--- JOB ---
Reproduce every entry exactly.

[start DATASET]

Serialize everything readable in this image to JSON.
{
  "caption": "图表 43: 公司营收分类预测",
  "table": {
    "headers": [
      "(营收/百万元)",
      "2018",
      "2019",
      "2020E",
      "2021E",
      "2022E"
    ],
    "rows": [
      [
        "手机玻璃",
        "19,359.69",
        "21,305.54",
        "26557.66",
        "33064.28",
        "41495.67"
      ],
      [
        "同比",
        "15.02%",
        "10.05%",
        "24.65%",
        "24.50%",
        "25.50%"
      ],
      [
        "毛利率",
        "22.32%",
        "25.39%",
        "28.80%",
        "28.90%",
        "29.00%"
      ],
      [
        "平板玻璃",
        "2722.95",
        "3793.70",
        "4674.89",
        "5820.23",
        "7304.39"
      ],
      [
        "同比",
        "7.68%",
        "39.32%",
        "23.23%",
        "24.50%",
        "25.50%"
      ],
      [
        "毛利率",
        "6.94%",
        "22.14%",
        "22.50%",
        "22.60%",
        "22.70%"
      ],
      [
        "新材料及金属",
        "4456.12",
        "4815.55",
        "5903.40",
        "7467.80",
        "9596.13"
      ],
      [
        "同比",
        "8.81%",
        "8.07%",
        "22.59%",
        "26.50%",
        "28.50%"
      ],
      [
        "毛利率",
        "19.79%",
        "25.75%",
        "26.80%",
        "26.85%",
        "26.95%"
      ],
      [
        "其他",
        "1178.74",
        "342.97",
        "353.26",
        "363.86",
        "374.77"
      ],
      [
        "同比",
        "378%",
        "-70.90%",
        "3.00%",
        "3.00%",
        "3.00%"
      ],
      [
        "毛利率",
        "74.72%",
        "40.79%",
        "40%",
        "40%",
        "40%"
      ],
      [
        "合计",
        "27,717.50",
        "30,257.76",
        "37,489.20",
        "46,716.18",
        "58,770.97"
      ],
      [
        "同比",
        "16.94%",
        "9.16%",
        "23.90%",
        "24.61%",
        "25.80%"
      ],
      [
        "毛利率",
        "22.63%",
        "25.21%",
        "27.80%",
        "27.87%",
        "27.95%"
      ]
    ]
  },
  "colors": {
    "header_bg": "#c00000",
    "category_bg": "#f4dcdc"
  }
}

[end DATASET]

--- EXPECTED ANSWER ---
Serialize everything readable in this image to JSON.
{
  "caption": "图表 43: 公司营收分类预测",
  "table": {
    "headers": [
      "(营收/百万元)",
      "2018",
      "2019",
      "2020E",
      "2021E",
      "2022E"
    ],
    "rows": [
      [
        "手机玻璃",
        "19,359.69",
        "21,305.54",
        "26557.66",
        "33064.28",
        "41495.67"
      ],
      [
        "同比",
        "15.02%",
        "10.05%",
        "24.65%",
        "24.50%",
        "25.50%"
      ],
      [
        "毛利率",
        "22.32%",
        "25.39%",
        "28.80%",
        "28.90%",
        "29.00%"
      ],
      [
        "平板玻璃",
        "2722.95",
        "3793.70",
        "4674.89",
        "5820.23",
        "7304.39"
      ],
      [
        "同比",
        "7.68%",
        "39.32%",
        "23.23%",
        "24.50%",
        "25.50%"
      ],
      [
        "毛利率",
        "6.94%",
        "22.14%",
        "22.50%",
        "22.60%",
        "22.70%"
      ],
      [
        "新材料及金属",
        "4456.12",
        "4815.55",
        "5903.40",
        "7467.80",
        "9596.13"
      ],
      [
        "同比",
        "8.81%",
        "8.07%",
        "22.59%",
        "26.50%",
        "28.50%"
      ],
      [
        "毛利率",
        "19.79%",
        "25.75%",
        "26.80%",
        "26.85%",
        "26.95%"
      ],
      [
        "其他",
        "1178.74",
        "342.97",
        "353.26",
        "363.86",
        "374.77"
      ],
      [
        "同比",
        "378%",
        "-70.90%",
        "3.00%",
        "3.00%",
        "3.00%"
      ],
      [
        "毛利率",
        "74.72%",
        "40.79%",
        "40%",
        "40%",
        "40%"
      ],
      [
        "合计",
        "27,717.50",
        "30,257.76",
        "37,489.20",
        "46,716.18",
        "58,770.97"
      ],
      [
        "同比",
        "16.94%",
        "9.16%",
        "23.90%",
        "24.61%",
        "25.80%"
      ],
      [
        "毛利率",
        "22.63%",
        "25.21%",
        "27.80%",
        "27.87%",
        "27.95%"
      ]
    ]
  },
  "colors": {
    "header_bg": "#c00000",
    "category_bg": "#f4dcdc"
  }
}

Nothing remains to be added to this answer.